▶ [OBJECTIVE]:
Gather each line of the records where "Underlying" appears.

▶ [EXERCISE INPUTS]:
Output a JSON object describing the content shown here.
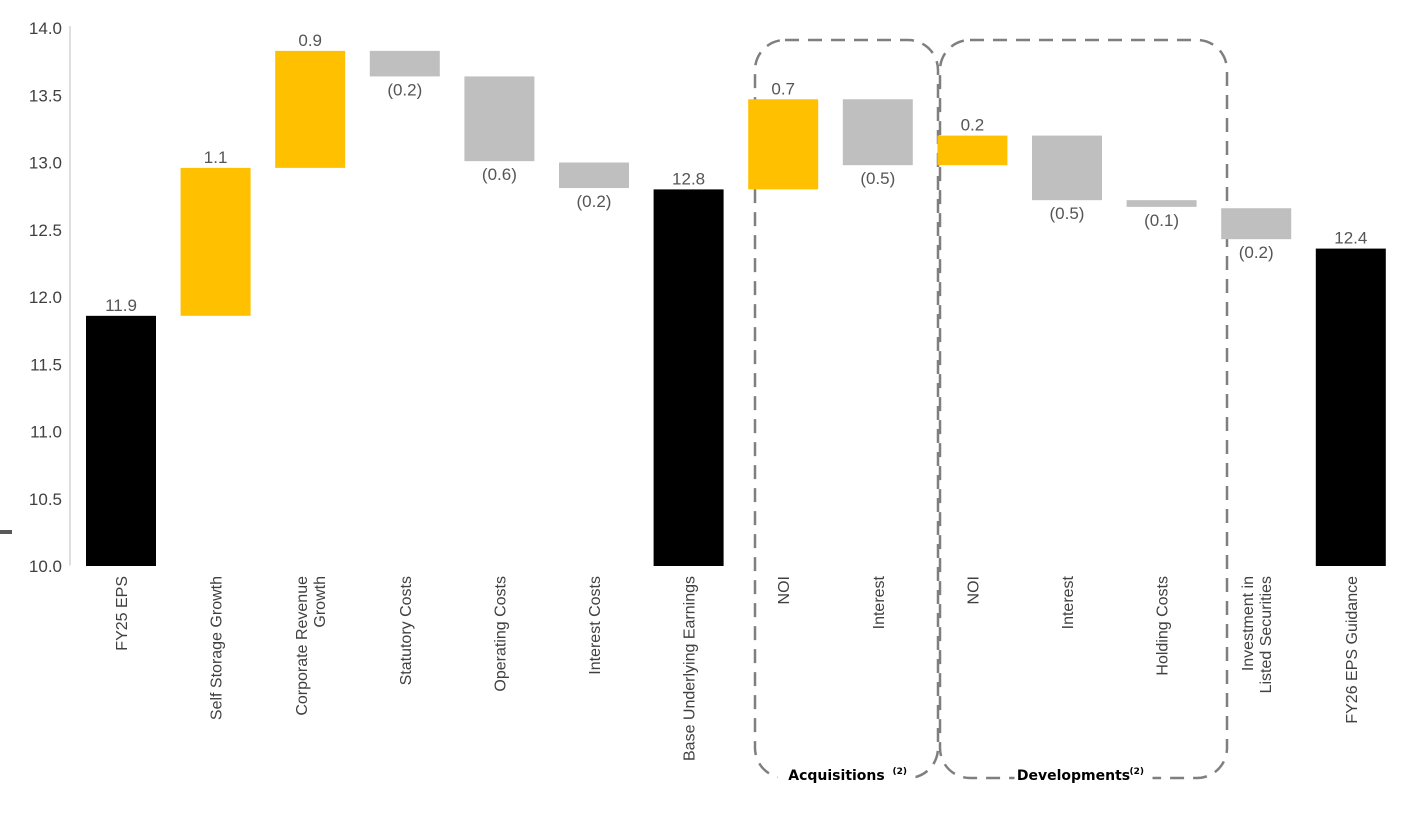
{
  "chart_data": {
    "type": "bar",
    "subtype": "waterfall",
    "title": "",
    "xlabel": "",
    "ylabel": "",
    "ylim": [
      10.0,
      14.0
    ],
    "yticks": [
      "10.0",
      "10.5",
      "11.0",
      "11.5",
      "12.0",
      "12.5",
      "13.0",
      "13.5",
      "14.0"
    ],
    "grid": false,
    "legend": "none",
    "colors": {
      "total": "#000000",
      "increase": "#FFC000",
      "decrease": "#BFBFBF",
      "group_border": "#7F7F7F"
    },
    "bars": [
      {
        "category": "FY25 EPS",
        "kind": "total",
        "start": 10.0,
        "end": 11.86,
        "label": "11.9"
      },
      {
        "category": "Self Storage Growth",
        "kind": "increase",
        "start": 11.86,
        "end": 12.96,
        "label": "1.1"
      },
      {
        "category": "Corporate Revenue Growth",
        "kind": "increase",
        "start": 12.96,
        "end": 13.83,
        "label": "0.9"
      },
      {
        "category": "Statutory Costs",
        "kind": "decrease",
        "start": 13.83,
        "end": 13.64,
        "label": "(0.2)"
      },
      {
        "category": "Operating Costs",
        "kind": "decrease",
        "start": 13.64,
        "end": 13.01,
        "label": "(0.6)"
      },
      {
        "category": "Interest Costs",
        "kind": "decrease",
        "start": 13.0,
        "end": 12.81,
        "label": "(0.2)"
      },
      {
        "category": "Base Underlying Earnings",
        "kind": "total",
        "start": 10.0,
        "end": 12.8,
        "label": "12.8"
      },
      {
        "category": "NOI",
        "kind": "increase",
        "start": 12.8,
        "end": 13.47,
        "label": "0.7"
      },
      {
        "category": "Interest",
        "kind": "decrease",
        "start": 13.47,
        "end": 12.98,
        "label": "(0.5)"
      },
      {
        "category": "NOI",
        "kind": "increase",
        "start": 12.98,
        "end": 13.2,
        "label": "0.2"
      },
      {
        "category": "Interest",
        "kind": "decrease",
        "start": 13.2,
        "end": 12.72,
        "label": "(0.5)"
      },
      {
        "category": "Holding Costs",
        "kind": "decrease",
        "start": 12.72,
        "end": 12.67,
        "label": "(0.1)"
      },
      {
        "category": "Investment in Listed Securities",
        "kind": "decrease",
        "start": 12.66,
        "end": 12.43,
        "label": "(0.2)"
      },
      {
        "category": "FY26 EPS Guidance",
        "kind": "total",
        "start": 10.0,
        "end": 12.36,
        "label": "12.4"
      }
    ],
    "category_label_lines": [
      [
        "FY25 EPS"
      ],
      [
        "Self Storage Growth"
      ],
      [
        "Corporate Revenue",
        "Growth"
      ],
      [
        "Statutory Costs"
      ],
      [
        "Operating Costs"
      ],
      [
        "Interest Costs"
      ],
      [
        "Base Underlying Earnings"
      ],
      [
        "NOI"
      ],
      [
        "Interest"
      ],
      [
        "NOI"
      ],
      [
        "Interest"
      ],
      [
        "Holding Costs"
      ],
      [
        "Investment in",
        "Listed Securities"
      ],
      [
        "FY26 EPS Guidance"
      ]
    ],
    "groups": [
      {
        "name": "Acquisitions",
        "superscript": "(2)",
        "categories": [
          7,
          8
        ]
      },
      {
        "name": "Developments",
        "superscript": "(2)",
        "categories": [
          9,
          11
        ]
      }
    ]
  }
}
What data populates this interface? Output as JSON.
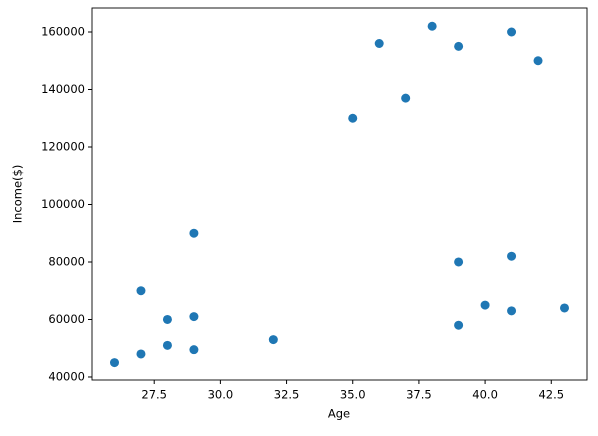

▶ [WRITTEN ANSWER]:
        "category": "Base Underlying Earnings",
        "Base Underlying Earnings"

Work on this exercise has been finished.